======== RECORDS SHOWN
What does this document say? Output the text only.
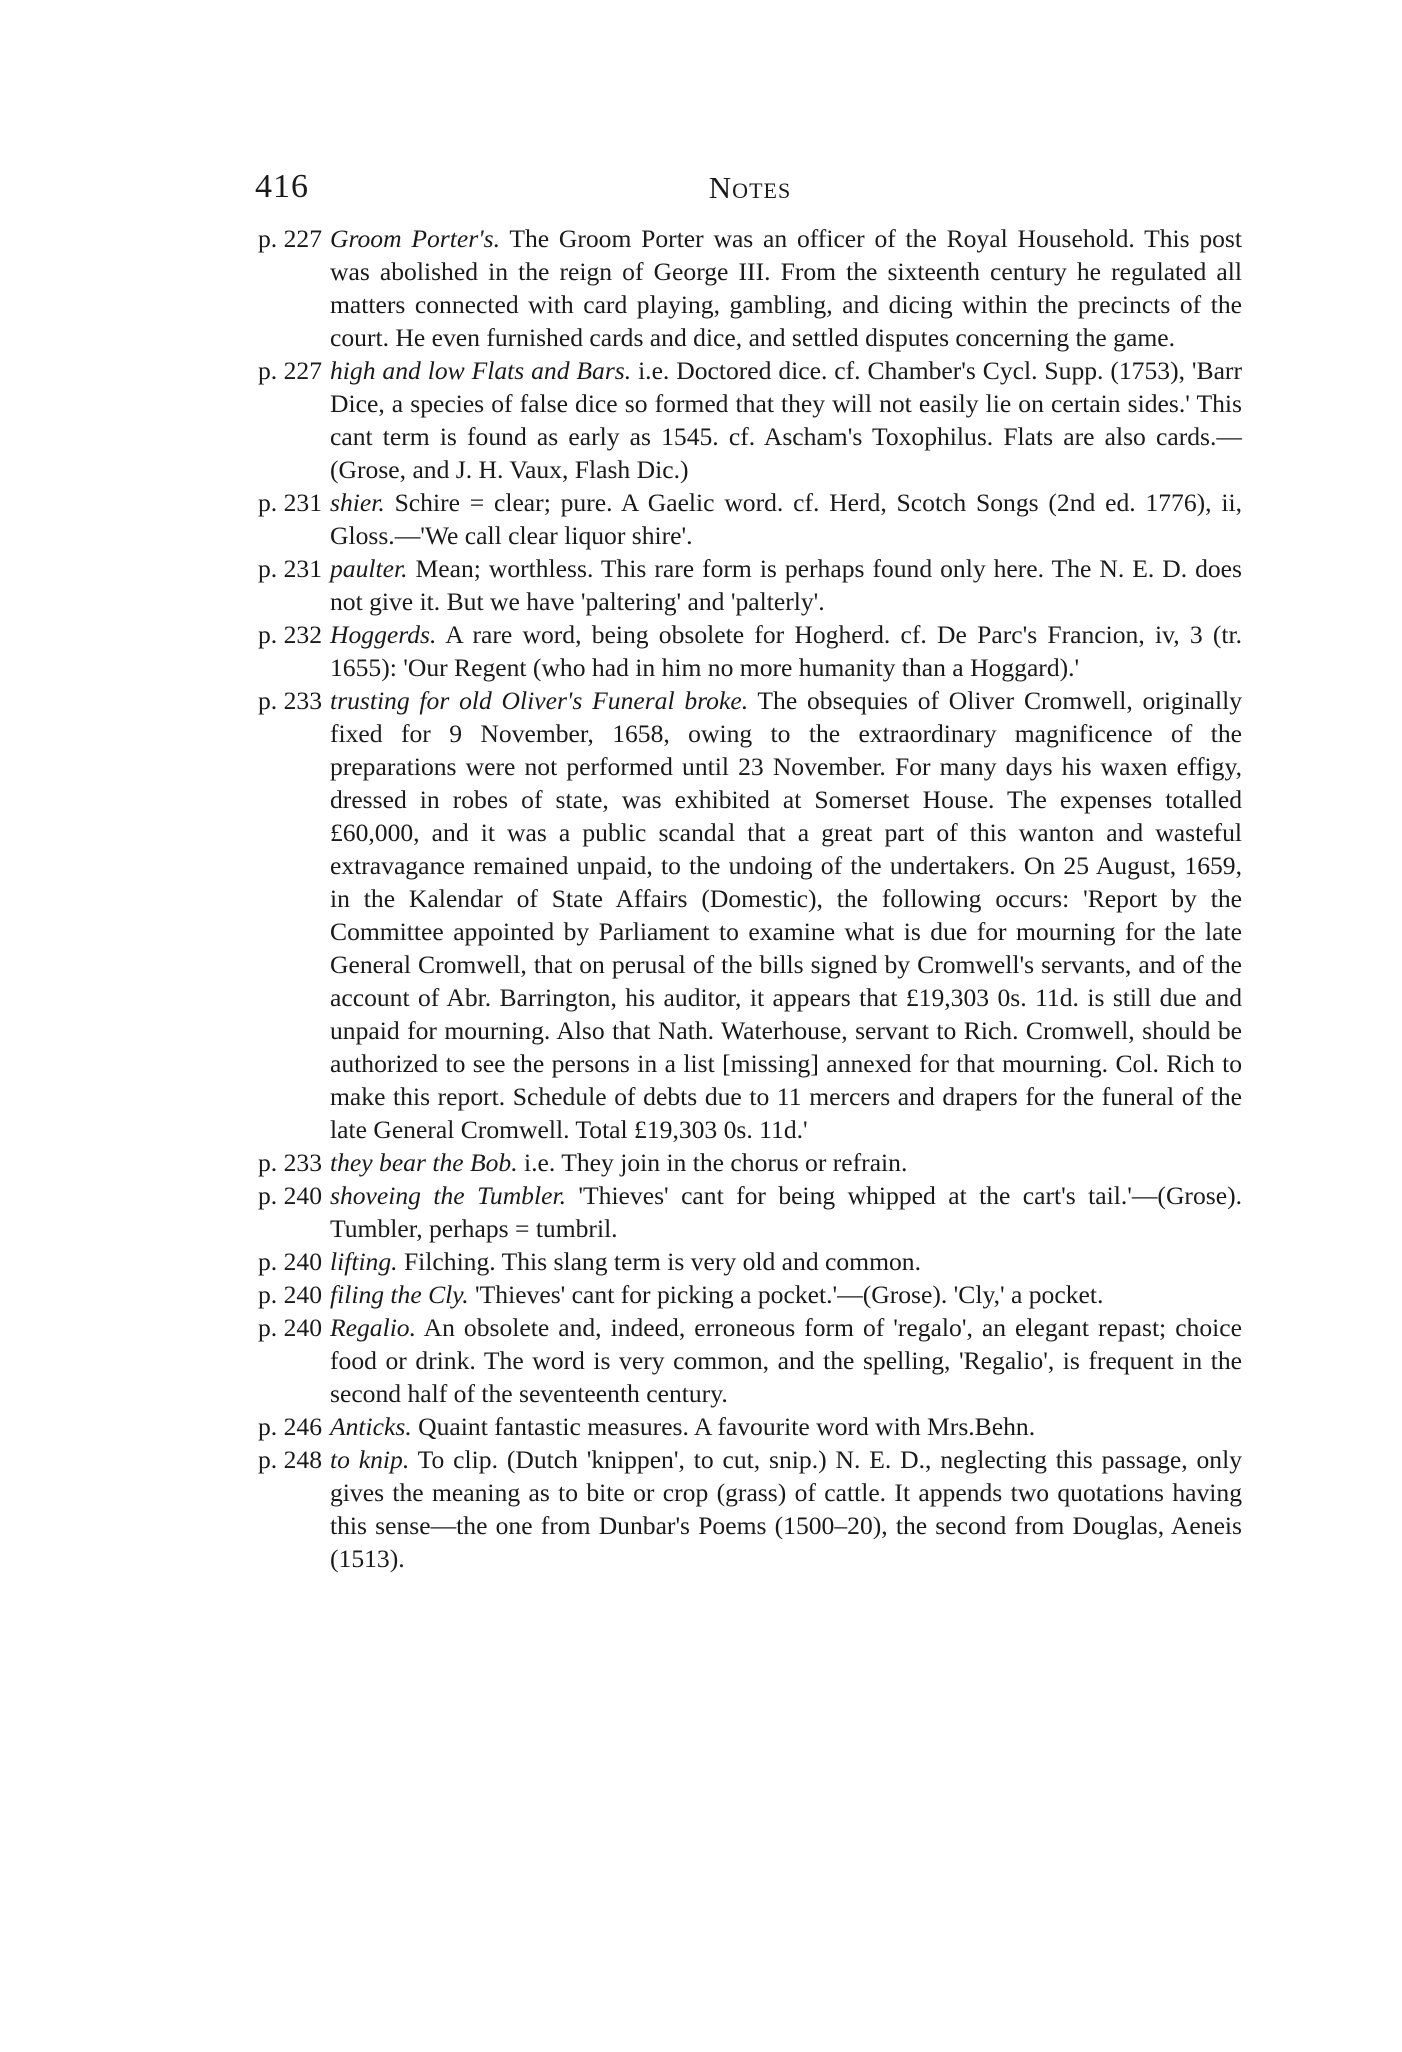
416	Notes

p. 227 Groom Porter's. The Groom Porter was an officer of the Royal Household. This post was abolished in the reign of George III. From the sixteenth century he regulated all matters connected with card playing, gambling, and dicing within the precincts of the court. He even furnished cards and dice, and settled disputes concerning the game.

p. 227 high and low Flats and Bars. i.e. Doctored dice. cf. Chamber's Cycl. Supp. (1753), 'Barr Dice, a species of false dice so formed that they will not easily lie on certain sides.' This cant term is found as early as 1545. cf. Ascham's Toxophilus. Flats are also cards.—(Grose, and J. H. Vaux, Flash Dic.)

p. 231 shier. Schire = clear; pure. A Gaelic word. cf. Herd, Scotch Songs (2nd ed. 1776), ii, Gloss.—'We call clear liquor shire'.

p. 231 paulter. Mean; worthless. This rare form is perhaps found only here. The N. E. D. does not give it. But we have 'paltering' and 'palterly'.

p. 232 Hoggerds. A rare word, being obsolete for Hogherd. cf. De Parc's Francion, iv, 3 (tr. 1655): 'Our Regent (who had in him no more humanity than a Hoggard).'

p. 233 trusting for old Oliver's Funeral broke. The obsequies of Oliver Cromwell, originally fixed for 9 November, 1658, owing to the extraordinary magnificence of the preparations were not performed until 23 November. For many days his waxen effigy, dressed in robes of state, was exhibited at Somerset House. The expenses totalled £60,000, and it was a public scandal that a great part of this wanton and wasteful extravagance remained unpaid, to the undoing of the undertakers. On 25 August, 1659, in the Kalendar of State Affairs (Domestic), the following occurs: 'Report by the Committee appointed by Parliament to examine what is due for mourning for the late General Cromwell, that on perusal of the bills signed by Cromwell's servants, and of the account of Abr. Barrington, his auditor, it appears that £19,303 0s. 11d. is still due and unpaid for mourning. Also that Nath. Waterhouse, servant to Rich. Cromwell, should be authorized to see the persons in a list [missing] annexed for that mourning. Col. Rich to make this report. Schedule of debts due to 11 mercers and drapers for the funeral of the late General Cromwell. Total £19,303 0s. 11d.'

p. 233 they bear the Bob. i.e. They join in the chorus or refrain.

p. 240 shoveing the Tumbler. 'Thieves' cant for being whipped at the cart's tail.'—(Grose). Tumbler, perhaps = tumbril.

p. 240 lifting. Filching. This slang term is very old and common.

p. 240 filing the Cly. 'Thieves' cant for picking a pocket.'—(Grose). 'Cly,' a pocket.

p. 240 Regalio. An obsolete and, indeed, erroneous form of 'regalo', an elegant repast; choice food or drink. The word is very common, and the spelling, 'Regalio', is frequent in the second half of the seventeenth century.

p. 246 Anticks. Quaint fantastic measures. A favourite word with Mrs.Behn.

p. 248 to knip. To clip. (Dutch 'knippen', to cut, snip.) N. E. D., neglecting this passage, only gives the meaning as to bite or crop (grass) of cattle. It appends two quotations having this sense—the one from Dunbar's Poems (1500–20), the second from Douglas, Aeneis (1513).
================
WHAT IS REQUIRED ▸ Write the entries above out again exactly, but not the pictures.

ANSWER TO THIS TASK ▸
What does this document say? Output the text only.
416	Notes

p. 227 Groom Porter's. The Groom Porter was an officer of the Royal Household. This post was abolished in the reign of George III. From the sixteenth century he regulated all matters connected with card playing, gambling, and dicing within the precincts of the court. He even furnished cards and dice, and settled disputes concerning the game.

p. 227 high and low Flats and Bars. i.e. Doctored dice. cf. Chamber's Cycl. Supp. (1753), 'Barr Dice, a species of false dice so formed that they will not easily lie on certain sides.' This cant term is found as early as 1545. cf. Ascham's Toxophilus. Flats are also cards.—(Grose, and J. H. Vaux, Flash Dic.)

p. 231 shier. Schire = clear; pure. A Gaelic word. cf. Herd, Scotch Songs (2nd ed. 1776), ii, Gloss.—'We call clear liquor shire'.

p. 231 paulter. Mean; worthless. This rare form is perhaps found only here. The N. E. D. does not give it. But we have 'paltering' and 'palterly'.

p. 232 Hoggerds. A rare word, being obsolete for Hogherd. cf. De Parc's Francion, iv, 3 (tr. 1655): 'Our Regent (who had in him no more humanity than a Hoggard).'

p. 233 trusting for old Oliver's Funeral broke. The obsequies of Oliver Cromwell, originally fixed for 9 November, 1658, owing to the extraordinary magnificence of the preparations were not performed until 23 November. For many days his waxen effigy, dressed in robes of state, was exhibited at Somerset House. The expenses totalled £60,000, and it was a public scandal that a great part of this wanton and wasteful extravagance remained unpaid, to the undoing of the undertakers. On 25 August, 1659, in the Kalendar of State Affairs (Domestic), the following occurs: 'Report by the Committee appointed by Parliament to examine what is due for mourning for the late General Cromwell, that on perusal of the bills signed by Cromwell's servants, and of the account of Abr. Barrington, his auditor, it appears that £19,303 0s. 11d. is still due and unpaid for mourning. Also that Nath. Waterhouse, servant to Rich. Cromwell, should be authorized to see the persons in a list [missing] annexed for that mourning. Col. Rich to make this report. Schedule of debts due to 11 mercers and drapers for the funeral of the late General Cromwell. Total £19,303 0s. 11d.'

p. 233 they bear the Bob. i.e. They join in the chorus or refrain.

p. 240 shoveing the Tumbler. 'Thieves' cant for being whipped at the cart's tail.'—(Grose). Tumbler, perhaps = tumbril.

p. 240 lifting. Filching. This slang term is very old and common.

p. 240 filing the Cly. 'Thieves' cant for picking a pocket.'—(Grose). 'Cly,' a pocket.

p. 240 Regalio. An obsolete and, indeed, erroneous form of 'regalo', an elegant repast; choice food or drink. The word is very common, and the spelling, 'Regalio', is frequent in the second half of the seventeenth century.

p. 246 Anticks. Quaint fantastic measures. A favourite word with Mrs.Behn.

p. 248 to knip. To clip. (Dutch 'knippen', to cut, snip.) N. E. D., neglecting this passage, only gives the meaning as to bite or crop (grass) of cattle. It appends two quotations having this sense—the one from Dunbar's Poems (1500–20), the second from Douglas, Aeneis (1513).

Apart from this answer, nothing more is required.